## [Directions]
1) In the article on the North Dakota oil royalty ruling, on what grounds did the state Supreme Court void the Industrial Commission's order?
2) Pick up the article on the North Dakota oil royalty ruling after its final sentence and keep writing it.

## [Excerpt provided]
By: Jacob Orledge
BISMARCK, N.D. (North Dakota Monitor) – A recent North Dakota Supreme Court decision could have ripple effects for thousands of oil wells, the mineral owners who receive royalties from them and the oil industry in the state as a whole.
The decision voided one order, issued by the board responsible for oil and gas regulation in North Dakota, on who should receive royalties from a particular well in McKenzie County.
Yet the outcome in the case could have implications for mineral owners who receive royalties from a growing category of oil wells in North Dakota. The attorney who initiated the lawsuit sees the court’s decision as an unambiguous victory for mineral owners he alleges are being underpaid by oil companies.
“The Supreme Court got this one right,” said Jonathan Garaas, the Fargo attorney who filed the lawsuit appealing the North Dakota Industrial Commission order on behalf of his family’s three trusts. “Apparently 85% of the oil companies got it wrong, and they’re going to have to start paying monies to the mineral owners who were cheated out of their proceeds and try and claw back monies that were wrongfully paid to people.”
Other attorneys who submitted briefs during the appeal, representing mineral owner clients on both sides of the issue in similar situations elsewhere, said they view this decision as more limited and likely to prompt a new wave of lawsuits. One of those attorneys is Derrick Braaten of Bismarck, whose clients side with the Garaas family.
“It depends on what happens next,” Braaten said. “But I think that the fallout from this is going to be a lot of litigation.”
That uncertainty is because the Supreme Court voided the agency’s order on procedural grounds. The court did not rule on the merits. The decision likely leaves the door open for the Industrial Commission to reach a similar decision through a different process.
The dispute centers around Petro-Hunt, an oil company based in Texas, and a particular well it drilled along a section line in McKenzie County.
This section line served as the border of three geographic areas, called spacing units, designating the land available for different groups of oil wells.
The new well was drilled on the border to extract the oil left stranded along the edges. The Industrial Commission in 2019 established a new geographic boundary for this well, overlapping the others on a map, to determine who should receive a share of the revenue from the new well.

## [Provided records]
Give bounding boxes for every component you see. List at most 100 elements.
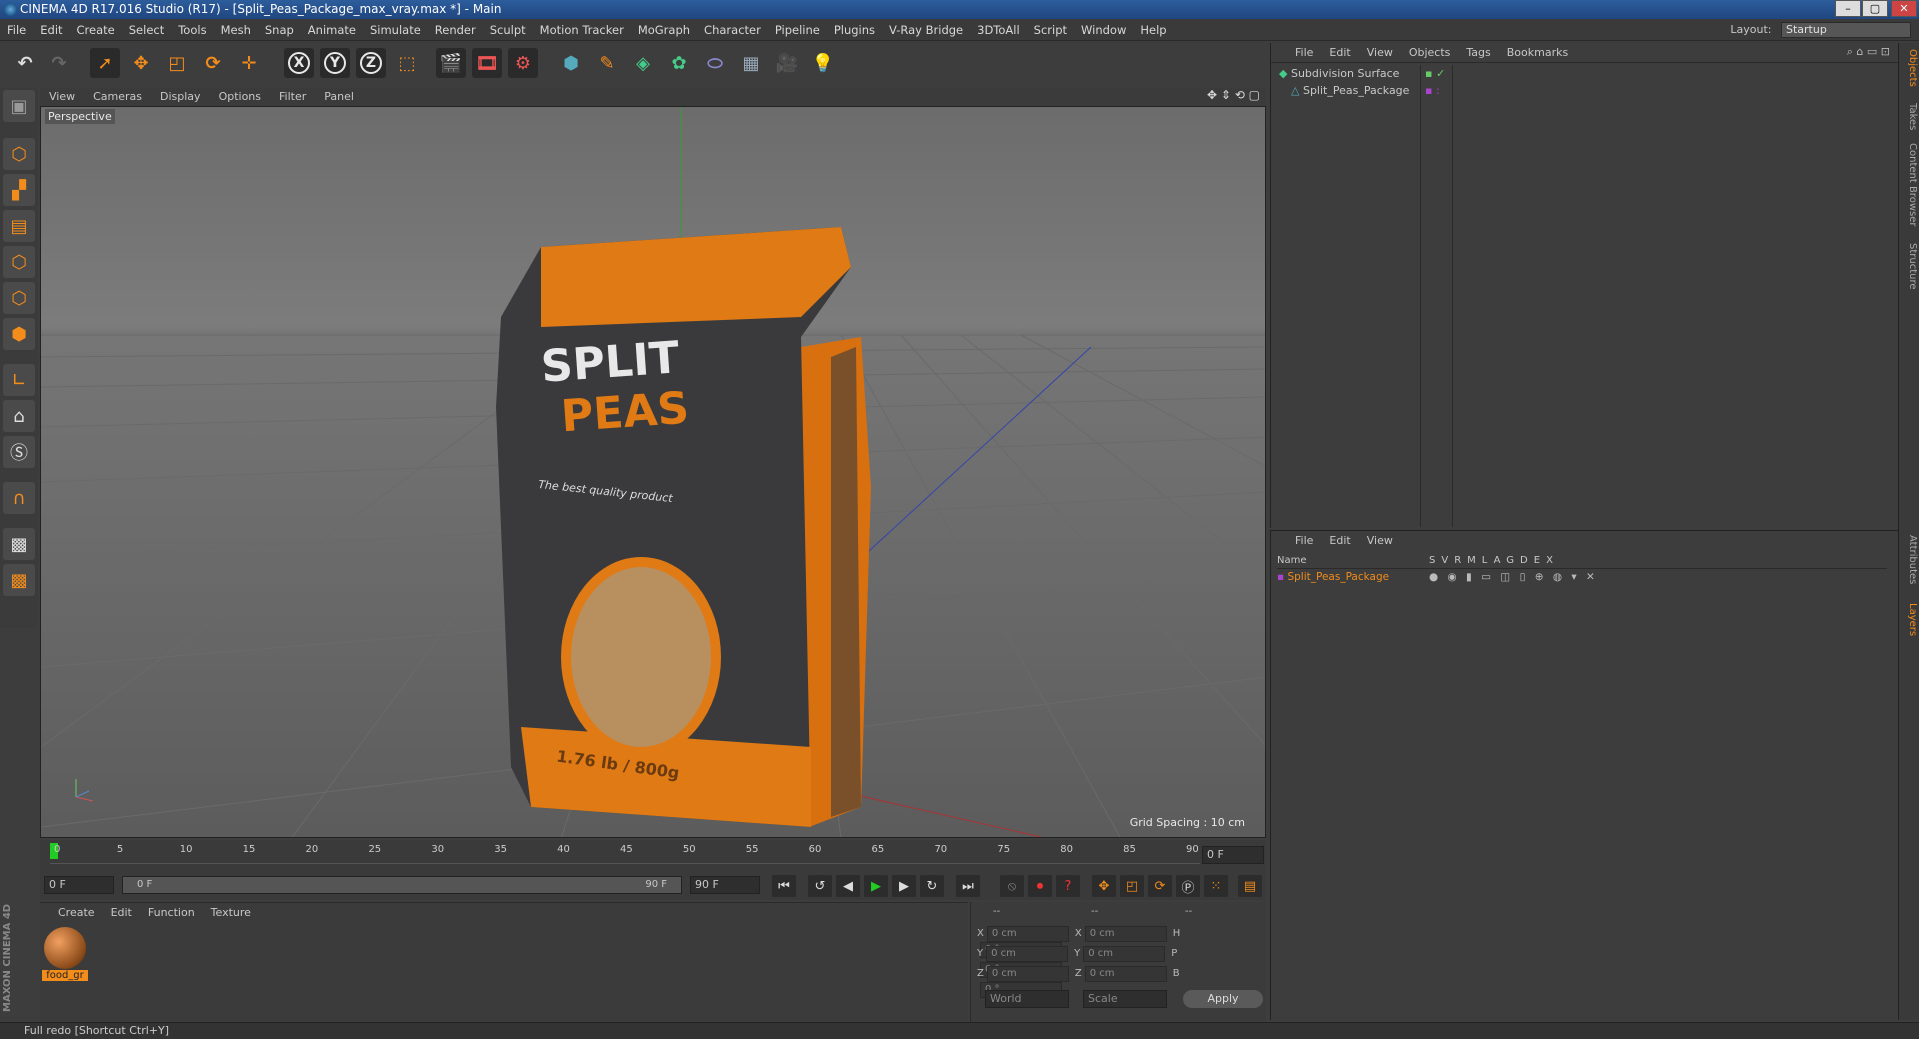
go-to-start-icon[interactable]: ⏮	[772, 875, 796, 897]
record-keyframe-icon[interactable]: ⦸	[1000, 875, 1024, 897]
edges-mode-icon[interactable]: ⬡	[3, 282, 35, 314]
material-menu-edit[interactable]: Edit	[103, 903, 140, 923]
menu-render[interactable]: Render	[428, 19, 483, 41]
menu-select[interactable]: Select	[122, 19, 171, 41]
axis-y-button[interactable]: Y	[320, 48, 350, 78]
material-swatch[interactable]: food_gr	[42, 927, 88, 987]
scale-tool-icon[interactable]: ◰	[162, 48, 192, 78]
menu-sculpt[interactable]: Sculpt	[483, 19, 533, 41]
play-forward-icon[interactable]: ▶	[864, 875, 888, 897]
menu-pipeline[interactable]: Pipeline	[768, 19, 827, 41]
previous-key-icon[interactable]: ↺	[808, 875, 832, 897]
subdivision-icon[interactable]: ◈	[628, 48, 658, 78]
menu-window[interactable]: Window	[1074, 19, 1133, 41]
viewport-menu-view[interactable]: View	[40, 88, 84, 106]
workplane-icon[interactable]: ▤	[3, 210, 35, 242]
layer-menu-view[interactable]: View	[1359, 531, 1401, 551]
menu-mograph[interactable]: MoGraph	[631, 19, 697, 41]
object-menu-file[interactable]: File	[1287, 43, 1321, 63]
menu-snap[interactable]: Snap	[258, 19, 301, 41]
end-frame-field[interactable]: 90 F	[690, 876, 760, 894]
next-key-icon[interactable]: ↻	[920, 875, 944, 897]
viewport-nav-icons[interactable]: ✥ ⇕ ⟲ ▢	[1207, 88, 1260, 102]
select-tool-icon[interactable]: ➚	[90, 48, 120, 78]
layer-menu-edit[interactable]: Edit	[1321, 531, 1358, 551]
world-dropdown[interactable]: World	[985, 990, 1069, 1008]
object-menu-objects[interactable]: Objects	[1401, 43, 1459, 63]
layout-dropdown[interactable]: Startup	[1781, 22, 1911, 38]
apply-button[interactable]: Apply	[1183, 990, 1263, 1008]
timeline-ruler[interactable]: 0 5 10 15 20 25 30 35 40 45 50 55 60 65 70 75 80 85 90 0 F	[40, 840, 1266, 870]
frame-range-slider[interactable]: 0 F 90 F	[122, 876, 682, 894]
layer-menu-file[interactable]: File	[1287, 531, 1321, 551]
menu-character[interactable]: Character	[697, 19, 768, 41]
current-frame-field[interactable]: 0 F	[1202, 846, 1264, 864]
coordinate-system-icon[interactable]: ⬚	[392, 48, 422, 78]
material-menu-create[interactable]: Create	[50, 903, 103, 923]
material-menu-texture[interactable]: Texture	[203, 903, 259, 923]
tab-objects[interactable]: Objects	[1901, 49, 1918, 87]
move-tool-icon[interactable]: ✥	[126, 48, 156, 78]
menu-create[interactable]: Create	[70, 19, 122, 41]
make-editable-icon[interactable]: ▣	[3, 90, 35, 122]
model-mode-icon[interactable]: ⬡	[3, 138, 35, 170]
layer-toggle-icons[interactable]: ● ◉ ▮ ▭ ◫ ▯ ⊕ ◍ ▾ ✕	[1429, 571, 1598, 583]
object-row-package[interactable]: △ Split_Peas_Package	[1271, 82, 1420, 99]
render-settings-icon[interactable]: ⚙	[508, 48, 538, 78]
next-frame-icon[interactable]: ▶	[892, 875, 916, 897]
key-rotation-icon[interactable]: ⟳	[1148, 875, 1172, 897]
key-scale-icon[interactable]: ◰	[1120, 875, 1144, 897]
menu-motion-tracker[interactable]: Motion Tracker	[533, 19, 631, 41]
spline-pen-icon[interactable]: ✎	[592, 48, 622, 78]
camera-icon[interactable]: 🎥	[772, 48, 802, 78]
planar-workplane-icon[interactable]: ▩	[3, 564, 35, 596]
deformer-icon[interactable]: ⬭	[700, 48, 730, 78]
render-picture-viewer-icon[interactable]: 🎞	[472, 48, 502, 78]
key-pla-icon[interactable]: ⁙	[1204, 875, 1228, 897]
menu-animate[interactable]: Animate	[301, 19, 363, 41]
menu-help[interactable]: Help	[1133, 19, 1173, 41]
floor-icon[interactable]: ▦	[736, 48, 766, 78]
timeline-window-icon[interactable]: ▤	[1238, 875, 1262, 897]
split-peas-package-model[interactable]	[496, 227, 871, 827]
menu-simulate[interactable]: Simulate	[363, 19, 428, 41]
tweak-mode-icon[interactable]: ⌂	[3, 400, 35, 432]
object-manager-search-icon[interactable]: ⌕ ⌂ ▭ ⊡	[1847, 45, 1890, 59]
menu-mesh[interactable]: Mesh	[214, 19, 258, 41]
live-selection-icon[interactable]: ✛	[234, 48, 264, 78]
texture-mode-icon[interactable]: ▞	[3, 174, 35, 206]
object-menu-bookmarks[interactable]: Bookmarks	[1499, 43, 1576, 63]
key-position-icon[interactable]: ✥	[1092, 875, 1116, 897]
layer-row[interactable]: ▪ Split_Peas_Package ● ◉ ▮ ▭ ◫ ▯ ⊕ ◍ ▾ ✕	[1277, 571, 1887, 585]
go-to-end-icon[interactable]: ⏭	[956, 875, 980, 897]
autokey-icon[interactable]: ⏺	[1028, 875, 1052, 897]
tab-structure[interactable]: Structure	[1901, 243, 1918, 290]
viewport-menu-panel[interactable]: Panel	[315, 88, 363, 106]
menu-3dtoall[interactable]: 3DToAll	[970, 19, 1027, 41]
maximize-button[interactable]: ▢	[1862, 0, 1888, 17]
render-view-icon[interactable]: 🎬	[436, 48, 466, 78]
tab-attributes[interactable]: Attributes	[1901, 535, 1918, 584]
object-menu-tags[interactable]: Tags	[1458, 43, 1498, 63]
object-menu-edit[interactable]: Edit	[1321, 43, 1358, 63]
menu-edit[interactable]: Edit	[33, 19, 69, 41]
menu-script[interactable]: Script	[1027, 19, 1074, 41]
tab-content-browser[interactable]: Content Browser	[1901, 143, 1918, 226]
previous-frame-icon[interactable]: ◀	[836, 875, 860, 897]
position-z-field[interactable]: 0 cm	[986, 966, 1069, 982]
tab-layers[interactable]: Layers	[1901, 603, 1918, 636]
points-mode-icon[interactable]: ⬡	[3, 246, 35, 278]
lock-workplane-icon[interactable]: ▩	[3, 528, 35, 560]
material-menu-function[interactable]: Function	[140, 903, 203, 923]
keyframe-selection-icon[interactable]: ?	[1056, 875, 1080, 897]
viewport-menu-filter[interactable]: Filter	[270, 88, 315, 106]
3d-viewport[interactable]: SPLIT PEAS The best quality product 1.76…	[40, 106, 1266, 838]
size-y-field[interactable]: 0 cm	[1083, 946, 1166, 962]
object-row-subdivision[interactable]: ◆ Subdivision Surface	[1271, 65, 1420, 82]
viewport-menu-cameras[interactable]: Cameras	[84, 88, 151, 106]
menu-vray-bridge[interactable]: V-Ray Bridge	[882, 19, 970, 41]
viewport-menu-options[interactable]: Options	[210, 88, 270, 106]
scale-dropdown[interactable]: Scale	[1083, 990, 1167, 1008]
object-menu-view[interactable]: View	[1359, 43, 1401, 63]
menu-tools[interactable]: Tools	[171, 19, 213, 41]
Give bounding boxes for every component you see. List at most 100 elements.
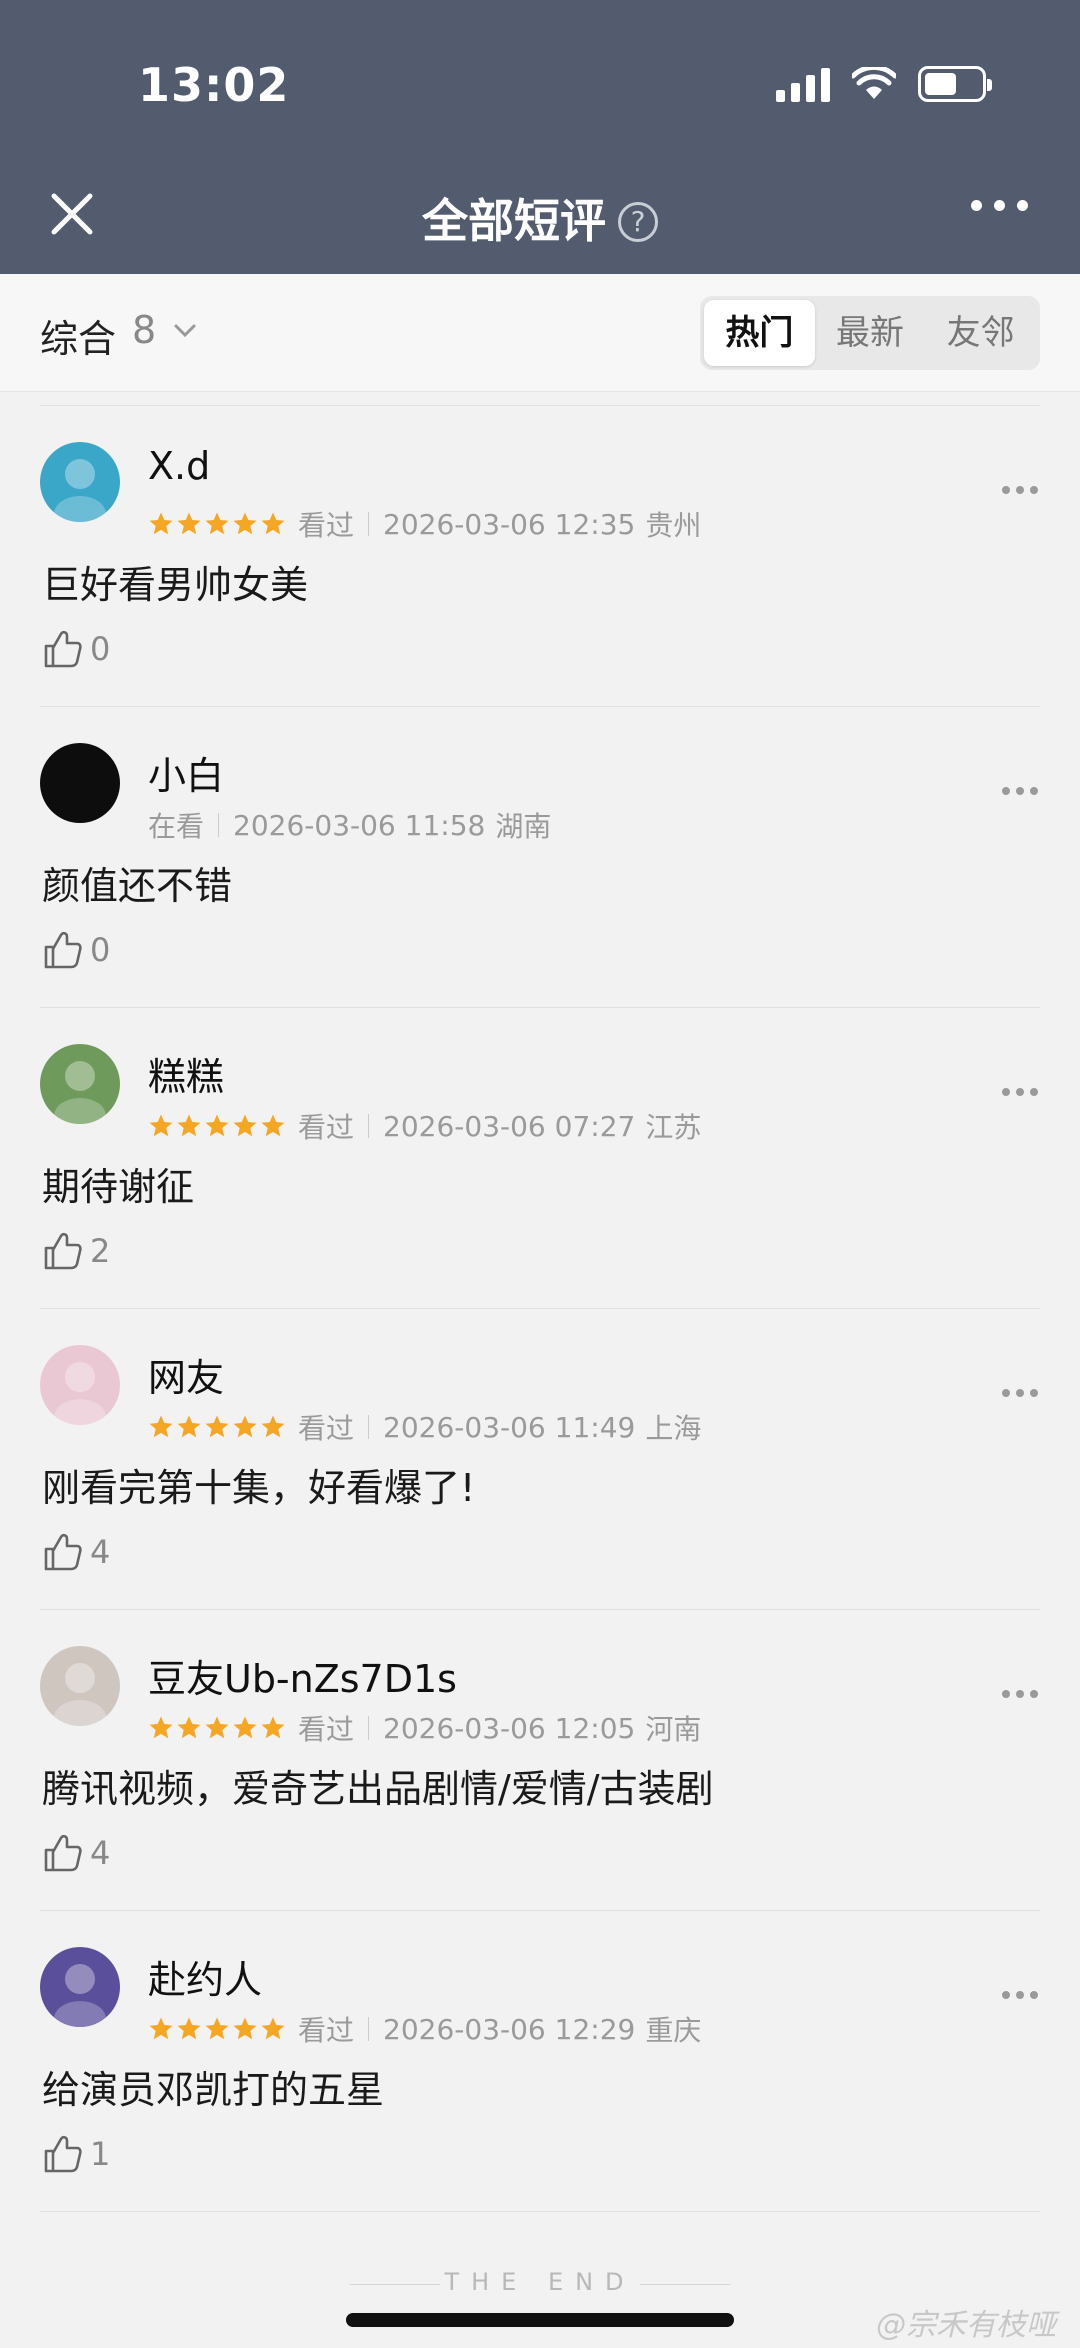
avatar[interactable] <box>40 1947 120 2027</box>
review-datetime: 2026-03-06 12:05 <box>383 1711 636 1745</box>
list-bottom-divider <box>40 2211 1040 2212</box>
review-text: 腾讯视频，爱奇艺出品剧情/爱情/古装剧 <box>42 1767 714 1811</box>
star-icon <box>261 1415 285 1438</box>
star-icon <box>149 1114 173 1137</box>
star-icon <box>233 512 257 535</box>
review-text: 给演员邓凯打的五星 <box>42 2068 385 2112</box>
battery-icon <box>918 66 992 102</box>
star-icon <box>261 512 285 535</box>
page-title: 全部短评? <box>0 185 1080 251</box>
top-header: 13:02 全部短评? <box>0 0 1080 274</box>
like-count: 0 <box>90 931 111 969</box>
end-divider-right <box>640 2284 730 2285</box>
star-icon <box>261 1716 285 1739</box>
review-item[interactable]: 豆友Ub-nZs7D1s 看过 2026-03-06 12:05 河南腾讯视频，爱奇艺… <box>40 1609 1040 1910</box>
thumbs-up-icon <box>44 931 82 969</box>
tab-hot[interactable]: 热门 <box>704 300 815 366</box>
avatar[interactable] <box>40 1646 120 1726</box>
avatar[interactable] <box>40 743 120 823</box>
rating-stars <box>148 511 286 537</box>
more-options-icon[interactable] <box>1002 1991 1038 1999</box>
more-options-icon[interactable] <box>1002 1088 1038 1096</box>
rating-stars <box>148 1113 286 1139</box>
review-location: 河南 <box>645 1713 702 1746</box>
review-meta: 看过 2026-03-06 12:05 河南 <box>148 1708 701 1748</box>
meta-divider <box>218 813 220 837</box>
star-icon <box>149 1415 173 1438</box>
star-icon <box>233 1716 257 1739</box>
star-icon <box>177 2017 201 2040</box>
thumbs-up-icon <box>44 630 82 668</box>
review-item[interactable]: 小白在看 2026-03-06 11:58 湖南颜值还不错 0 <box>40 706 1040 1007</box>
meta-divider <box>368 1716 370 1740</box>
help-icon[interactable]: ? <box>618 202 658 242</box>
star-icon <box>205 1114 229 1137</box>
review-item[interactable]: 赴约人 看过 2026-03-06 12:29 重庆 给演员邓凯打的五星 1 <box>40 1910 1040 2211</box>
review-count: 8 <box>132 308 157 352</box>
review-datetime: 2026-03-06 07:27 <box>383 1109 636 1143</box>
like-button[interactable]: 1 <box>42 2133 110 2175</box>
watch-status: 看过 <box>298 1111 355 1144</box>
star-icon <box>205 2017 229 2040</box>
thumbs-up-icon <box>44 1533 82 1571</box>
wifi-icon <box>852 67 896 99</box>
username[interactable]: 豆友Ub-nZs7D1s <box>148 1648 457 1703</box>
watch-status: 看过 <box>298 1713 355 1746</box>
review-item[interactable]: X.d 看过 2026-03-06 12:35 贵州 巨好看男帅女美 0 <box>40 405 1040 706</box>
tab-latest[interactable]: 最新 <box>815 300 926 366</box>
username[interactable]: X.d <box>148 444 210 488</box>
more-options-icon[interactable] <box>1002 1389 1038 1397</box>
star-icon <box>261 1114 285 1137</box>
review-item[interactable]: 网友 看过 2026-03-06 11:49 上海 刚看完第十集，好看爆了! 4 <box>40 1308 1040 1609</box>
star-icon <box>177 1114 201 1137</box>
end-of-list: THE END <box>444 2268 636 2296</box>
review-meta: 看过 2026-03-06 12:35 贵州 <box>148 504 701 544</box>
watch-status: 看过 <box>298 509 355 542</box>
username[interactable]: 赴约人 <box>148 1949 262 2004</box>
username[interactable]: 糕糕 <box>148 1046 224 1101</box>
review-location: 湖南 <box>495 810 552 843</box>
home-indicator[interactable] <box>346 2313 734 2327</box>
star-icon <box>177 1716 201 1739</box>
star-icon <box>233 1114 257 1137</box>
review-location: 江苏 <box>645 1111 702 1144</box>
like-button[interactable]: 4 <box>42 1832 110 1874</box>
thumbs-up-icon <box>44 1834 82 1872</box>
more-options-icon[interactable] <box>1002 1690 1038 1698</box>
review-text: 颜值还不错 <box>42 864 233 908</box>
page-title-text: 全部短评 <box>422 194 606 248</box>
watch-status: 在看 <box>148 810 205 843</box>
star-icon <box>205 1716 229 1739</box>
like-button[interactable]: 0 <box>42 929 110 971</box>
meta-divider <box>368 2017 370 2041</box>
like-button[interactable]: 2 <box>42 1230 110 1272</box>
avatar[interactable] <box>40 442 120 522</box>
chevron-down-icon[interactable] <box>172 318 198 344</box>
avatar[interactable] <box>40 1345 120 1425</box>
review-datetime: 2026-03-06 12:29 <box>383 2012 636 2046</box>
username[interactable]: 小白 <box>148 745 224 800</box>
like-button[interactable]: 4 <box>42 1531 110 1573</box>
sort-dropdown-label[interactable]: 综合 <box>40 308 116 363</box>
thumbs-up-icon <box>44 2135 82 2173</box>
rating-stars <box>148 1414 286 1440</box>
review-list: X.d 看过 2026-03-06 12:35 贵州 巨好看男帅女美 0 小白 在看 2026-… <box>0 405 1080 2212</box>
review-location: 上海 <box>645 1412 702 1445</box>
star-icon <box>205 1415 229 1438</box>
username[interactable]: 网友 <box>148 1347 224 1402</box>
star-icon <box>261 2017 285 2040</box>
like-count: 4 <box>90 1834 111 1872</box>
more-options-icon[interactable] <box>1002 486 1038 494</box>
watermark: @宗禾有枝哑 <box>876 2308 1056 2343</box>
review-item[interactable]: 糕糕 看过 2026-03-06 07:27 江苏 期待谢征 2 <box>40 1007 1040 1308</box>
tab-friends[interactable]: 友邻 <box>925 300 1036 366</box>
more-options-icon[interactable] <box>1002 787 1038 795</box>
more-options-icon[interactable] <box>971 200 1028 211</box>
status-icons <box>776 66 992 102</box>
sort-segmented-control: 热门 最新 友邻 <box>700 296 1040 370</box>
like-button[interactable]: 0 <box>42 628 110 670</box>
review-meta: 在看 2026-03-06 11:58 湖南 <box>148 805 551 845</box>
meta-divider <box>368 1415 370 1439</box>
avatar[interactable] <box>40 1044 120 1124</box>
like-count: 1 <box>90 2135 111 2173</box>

## [Answers below]
1) On procedural grounds, without ruling on the merits.

2)
But after the well began producing oil in 2020, Petro-Hunt and the Garaas family disagreed on whether the company was paying out royalties correctly. Petro-Hunt was diluting the payments sent to some mineral owners, like the Garaas family, and redirecting those royalties to mineral owners outside the geographic area designated as a spacing unit for the well.
Petro-Hunt, the ninth largest oil producer in North Dakota, asked the Industrial Commission to weigh in. The commission unanimously agreed with Petro-Hunt and approved an order in early 2024, now voided by the Supreme Court, confirming the company had acted correctly.
During that meeting, Lynn Helms, then the director of the Department of Mineral Resources, said he estimated 85% of oil companies in North Dakota use Petro-Hunt’s allocation method for section line wells. An attorney representing mineral owners who support the practice said it is in line with more than a decade of guidance from the Industrial Commission.
“I have a hard time seeing how they would deviate from that,” said Josh Swanson, a Fargo attorney who filed a brief with the court on behalf of mineral owner clients who support this method.
The Supreme Court rejected arguments that state law requires Petro-Hunt’s distribution method be used, yet confirmed the Industrial Commission has the legal authority to make those decisions. But the court ruled the agency must do so using a different process.
“The ruling validates the Commission’s prior orders,” Attorney General Drew Wrigley said in a statement. “The Supreme Court identified certain procedural requirements under the law, and the Industrial Commission will fully implement those directives going forward.”
Wrigley is one of three members of the Industrial Commission, alongside the governor and agriculture commissioner.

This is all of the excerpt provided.